== Exercise directions ==
Your task is to quote the material that follows, in full and exactly.

##########

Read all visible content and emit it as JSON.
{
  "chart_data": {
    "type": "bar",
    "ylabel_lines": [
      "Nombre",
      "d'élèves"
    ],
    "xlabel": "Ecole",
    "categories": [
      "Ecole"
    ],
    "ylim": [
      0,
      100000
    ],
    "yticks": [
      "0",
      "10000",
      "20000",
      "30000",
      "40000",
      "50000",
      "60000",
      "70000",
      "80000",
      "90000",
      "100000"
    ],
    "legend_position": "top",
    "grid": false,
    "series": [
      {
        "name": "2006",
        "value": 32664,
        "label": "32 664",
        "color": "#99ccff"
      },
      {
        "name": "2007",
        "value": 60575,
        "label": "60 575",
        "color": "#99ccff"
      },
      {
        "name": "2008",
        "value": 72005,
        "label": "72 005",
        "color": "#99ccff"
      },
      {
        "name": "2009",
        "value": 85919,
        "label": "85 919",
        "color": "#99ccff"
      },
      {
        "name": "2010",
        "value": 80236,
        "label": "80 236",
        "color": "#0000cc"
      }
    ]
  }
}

##########

== Solution for this problem ==
Read all visible content and emit it as JSON.
{
  "chart_data": {
    "type": "bar",
    "ylabel_lines": [
      "Nombre",
      "d'élèves"
    ],
    "xlabel": "Ecole",
    "categories": [
      "Ecole"
    ],
    "ylim": [
      0,
      100000
    ],
    "yticks": [
      "0",
      "10000",
      "20000",
      "30000",
      "40000",
      "50000",
      "60000",
      "70000",
      "80000",
      "90000",
      "100000"
    ],
    "legend_position": "top",
    "grid": false,
    "series": [
      {
        "name": "2006",
        "value": 32664,
        "label": "32 664",
        "color": "#99ccff"
      },
      {
        "name": "2007",
        "value": 60575,
        "label": "60 575",
        "color": "#99ccff"
      },
      {
        "name": "2008",
        "value": 72005,
        "label": "72 005",
        "color": "#99ccff"
      },
      {
        "name": "2009",
        "value": 85919,
        "label": "85 919",
        "color": "#99ccff"
      },
      {
        "name": "2010",
        "value": 80236,
        "label": "80 236",
        "color": "#0000cc"
      }
    ]
  }
}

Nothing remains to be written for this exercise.